_REQUIRED TASK_
All of the data below should be written out exactly.

=======

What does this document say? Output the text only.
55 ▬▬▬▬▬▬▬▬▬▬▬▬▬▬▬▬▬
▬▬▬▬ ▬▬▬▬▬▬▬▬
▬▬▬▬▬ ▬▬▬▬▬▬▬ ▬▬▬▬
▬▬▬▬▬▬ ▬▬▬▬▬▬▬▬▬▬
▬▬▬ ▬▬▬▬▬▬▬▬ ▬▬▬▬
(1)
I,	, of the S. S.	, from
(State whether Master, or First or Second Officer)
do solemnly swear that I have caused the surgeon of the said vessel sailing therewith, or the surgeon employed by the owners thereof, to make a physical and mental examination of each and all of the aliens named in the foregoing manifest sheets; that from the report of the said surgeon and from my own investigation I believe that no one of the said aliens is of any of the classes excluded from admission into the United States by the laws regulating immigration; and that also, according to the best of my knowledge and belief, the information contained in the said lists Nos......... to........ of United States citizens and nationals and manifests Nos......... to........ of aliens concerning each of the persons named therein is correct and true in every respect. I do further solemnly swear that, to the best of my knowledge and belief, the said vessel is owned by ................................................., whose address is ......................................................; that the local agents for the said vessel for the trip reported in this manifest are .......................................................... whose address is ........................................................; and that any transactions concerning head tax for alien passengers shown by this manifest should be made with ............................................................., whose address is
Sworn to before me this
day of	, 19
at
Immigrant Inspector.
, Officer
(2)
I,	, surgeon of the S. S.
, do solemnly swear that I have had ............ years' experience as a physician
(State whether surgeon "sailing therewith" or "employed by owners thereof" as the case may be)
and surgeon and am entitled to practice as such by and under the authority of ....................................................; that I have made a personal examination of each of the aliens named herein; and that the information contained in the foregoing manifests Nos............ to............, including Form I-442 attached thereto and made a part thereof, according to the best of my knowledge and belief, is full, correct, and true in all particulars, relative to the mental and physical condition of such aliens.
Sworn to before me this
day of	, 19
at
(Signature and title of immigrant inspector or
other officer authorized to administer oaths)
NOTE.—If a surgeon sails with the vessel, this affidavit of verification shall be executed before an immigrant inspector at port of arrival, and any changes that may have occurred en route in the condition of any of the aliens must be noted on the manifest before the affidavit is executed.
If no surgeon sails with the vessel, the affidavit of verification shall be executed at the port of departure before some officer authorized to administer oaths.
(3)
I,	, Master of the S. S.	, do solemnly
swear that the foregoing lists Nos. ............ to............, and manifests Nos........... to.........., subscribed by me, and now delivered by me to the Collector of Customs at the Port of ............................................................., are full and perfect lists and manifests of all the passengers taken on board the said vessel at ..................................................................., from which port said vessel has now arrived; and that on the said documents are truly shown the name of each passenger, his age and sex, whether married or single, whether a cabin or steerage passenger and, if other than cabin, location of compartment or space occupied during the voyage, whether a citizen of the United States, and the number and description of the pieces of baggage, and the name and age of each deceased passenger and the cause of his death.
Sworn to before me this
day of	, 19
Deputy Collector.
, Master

=======

_THE OUTPUT_
What does this document say? Output the text only.
55 ▬▬▬▬▬▬▬▬▬▬▬▬▬▬▬▬▬
▬▬▬▬ ▬▬▬▬▬▬▬▬
▬▬▬▬▬ ▬▬▬▬▬▬▬ ▬▬▬▬
▬▬▬▬▬▬ ▬▬▬▬▬▬▬▬▬▬
▬▬▬ ▬▬▬▬▬▬▬▬ ▬▬▬▬
(1)
I,	, of the S. S.	, from
(State whether Master, or First or Second Officer)
do solemnly swear that I have caused the surgeon of the said vessel sailing therewith, or the surgeon employed by the owners thereof, to make a physical and mental examination of each and all of the aliens named in the foregoing manifest sheets; that from the report of the said surgeon and from my own investigation I believe that no one of the said aliens is of any of the classes excluded from admission into the United States by the laws regulating immigration; and that also, according to the best of my knowledge and belief, the information contained in the said lists Nos......... to........ of United States citizens and nationals and manifests Nos......... to........ of aliens concerning each of the persons named therein is correct and true in every respect. I do further solemnly swear that, to the best of my knowledge and belief, the said vessel is owned by ................................................., whose address is ......................................................; that the local agents for the said vessel for the trip reported in this manifest are .......................................................... whose address is ........................................................; and that any transactions concerning head tax for alien passengers shown by this manifest should be made with ............................................................., whose address is
Sworn to before me this
day of	, 19
at
Immigrant Inspector.
, Officer
(2)
I,	, surgeon of the S. S.
, do solemnly swear that I have had ............ years' experience as a physician
(State whether surgeon "sailing therewith" or "employed by owners thereof" as the case may be)
and surgeon and am entitled to practice as such by and under the authority of ....................................................; that I have made a personal examination of each of the aliens named herein; and that the information contained in the foregoing manifests Nos............ to............, including Form I-442 attached thereto and made a part thereof, according to the best of my knowledge and belief, is full, correct, and true in all particulars, relative to the mental and physical condition of such aliens.
Sworn to before me this
day of	, 19
at
(Signature and title of immigrant inspector or
other officer authorized to administer oaths)
NOTE.—If a surgeon sails with the vessel, this affidavit of verification shall be executed before an immigrant inspector at port of arrival, and any changes that may have occurred en route in the condition of any of the aliens must be noted on the manifest before the affidavit is executed.
If no surgeon sails with the vessel, the affidavit of verification shall be executed at the port of departure before some officer authorized to administer oaths.
(3)
I,	, Master of the S. S.	, do solemnly
swear that the foregoing lists Nos. ............ to............, and manifests Nos........... to.........., subscribed by me, and now delivered by me to the Collector of Customs at the Port of ............................................................., are full and perfect lists and manifests of all the passengers taken on board the said vessel at ..................................................................., from which port said vessel has now arrived; and that on the said documents are truly shown the name of each passenger, his age and sex, whether married or single, whether a cabin or steerage passenger and, if other than cabin, location of compartment or space occupied during the voyage, whether a citizen of the United States, and the number and description of the pieces of baggage, and the name and age of each deceased passenger and the cause of his death.
Sworn to before me this
day of	, 19
Deputy Collector.
, Master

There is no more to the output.